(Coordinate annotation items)
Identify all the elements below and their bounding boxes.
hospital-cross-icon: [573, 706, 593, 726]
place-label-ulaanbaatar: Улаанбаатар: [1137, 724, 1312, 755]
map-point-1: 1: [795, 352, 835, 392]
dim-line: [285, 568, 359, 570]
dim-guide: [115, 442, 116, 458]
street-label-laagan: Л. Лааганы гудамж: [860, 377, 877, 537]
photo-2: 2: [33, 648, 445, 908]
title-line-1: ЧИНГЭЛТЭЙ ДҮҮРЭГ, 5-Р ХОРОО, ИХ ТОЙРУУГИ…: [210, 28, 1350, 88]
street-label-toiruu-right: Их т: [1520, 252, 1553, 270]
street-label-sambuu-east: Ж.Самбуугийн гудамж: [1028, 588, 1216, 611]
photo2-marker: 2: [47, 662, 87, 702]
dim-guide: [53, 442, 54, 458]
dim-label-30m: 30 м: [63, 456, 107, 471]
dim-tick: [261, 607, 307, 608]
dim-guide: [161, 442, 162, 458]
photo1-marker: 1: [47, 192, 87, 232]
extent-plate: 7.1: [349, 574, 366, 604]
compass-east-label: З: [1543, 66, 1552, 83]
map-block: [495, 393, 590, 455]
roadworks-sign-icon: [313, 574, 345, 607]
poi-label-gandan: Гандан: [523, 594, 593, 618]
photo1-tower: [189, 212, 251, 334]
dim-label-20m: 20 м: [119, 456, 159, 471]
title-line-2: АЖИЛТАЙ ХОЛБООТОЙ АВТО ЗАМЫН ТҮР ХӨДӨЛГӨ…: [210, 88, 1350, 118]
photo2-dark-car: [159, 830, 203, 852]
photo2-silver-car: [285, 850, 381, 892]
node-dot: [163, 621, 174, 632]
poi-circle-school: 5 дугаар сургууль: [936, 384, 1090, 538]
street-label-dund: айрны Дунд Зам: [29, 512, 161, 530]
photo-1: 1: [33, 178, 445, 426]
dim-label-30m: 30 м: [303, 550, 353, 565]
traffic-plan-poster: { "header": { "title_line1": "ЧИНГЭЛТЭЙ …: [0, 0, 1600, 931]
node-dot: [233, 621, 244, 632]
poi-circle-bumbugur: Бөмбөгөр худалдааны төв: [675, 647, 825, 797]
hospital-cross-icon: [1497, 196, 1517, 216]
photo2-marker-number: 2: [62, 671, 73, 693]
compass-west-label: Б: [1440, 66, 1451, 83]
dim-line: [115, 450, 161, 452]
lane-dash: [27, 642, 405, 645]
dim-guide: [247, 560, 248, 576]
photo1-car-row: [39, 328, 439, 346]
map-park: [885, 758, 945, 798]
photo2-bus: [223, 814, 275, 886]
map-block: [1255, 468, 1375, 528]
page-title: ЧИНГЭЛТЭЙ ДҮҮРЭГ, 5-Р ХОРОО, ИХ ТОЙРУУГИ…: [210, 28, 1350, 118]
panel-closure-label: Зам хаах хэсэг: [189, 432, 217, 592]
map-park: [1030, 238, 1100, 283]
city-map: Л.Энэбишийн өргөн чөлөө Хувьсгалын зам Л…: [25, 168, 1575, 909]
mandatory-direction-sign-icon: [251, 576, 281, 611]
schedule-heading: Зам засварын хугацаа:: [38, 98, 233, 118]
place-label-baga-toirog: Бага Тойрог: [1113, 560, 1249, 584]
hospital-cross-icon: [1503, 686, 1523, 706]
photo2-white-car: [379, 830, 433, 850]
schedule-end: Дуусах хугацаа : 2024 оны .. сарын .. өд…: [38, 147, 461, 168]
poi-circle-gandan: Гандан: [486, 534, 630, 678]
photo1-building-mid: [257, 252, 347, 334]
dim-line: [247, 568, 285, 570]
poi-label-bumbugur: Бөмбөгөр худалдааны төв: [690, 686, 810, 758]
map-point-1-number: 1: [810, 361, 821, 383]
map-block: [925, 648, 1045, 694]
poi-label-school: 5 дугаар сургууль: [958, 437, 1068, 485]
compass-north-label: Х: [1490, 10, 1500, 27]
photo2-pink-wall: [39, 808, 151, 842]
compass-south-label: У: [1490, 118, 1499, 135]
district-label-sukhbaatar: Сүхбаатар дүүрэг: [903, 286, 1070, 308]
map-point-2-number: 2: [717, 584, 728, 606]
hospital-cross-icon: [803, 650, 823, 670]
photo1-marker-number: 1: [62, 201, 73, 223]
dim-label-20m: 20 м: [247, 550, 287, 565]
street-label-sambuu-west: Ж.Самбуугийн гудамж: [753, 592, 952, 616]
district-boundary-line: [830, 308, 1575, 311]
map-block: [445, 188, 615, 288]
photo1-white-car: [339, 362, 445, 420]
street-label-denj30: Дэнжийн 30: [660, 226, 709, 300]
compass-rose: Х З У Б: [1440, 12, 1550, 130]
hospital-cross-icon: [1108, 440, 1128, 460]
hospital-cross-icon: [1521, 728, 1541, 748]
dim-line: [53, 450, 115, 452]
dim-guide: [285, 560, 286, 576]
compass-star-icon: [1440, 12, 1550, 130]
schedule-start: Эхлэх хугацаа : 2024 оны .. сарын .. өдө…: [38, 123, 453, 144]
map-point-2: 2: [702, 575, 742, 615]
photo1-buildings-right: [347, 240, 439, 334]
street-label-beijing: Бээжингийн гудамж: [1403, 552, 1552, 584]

What you have to do ▸ Can you reprint the items word for word, starting at the very first line and ending at the line that contains "photo1-marker: 1: [47, 192, 87, 232]", with both of those lines included?

Response ▸
Identify all the elements below and their bounding boxes.
hospital-cross-icon: [573, 706, 593, 726]
place-label-ulaanbaatar: Улаанбаатар: [1137, 724, 1312, 755]
map-point-1: 1: [795, 352, 835, 392]
dim-line: [285, 568, 359, 570]
dim-guide: [115, 442, 116, 458]
street-label-laagan: Л. Лааганы гудамж: [860, 377, 877, 537]
photo-2: 2: [33, 648, 445, 908]
title-line-1: ЧИНГЭЛТЭЙ ДҮҮРЭГ, 5-Р ХОРОО, ИХ ТОЙРУУГИ…: [210, 28, 1350, 88]
street-label-toiruu-right: Их т: [1520, 252, 1553, 270]
street-label-sambuu-east: Ж.Самбуугийн гудамж: [1028, 588, 1216, 611]
photo2-marker: 2: [47, 662, 87, 702]
dim-guide: [53, 442, 54, 458]
dim-label-30m: 30 м: [63, 456, 107, 471]
dim-tick: [261, 607, 307, 608]
dim-guide: [161, 442, 162, 458]
photo1-marker: 1: [47, 192, 87, 232]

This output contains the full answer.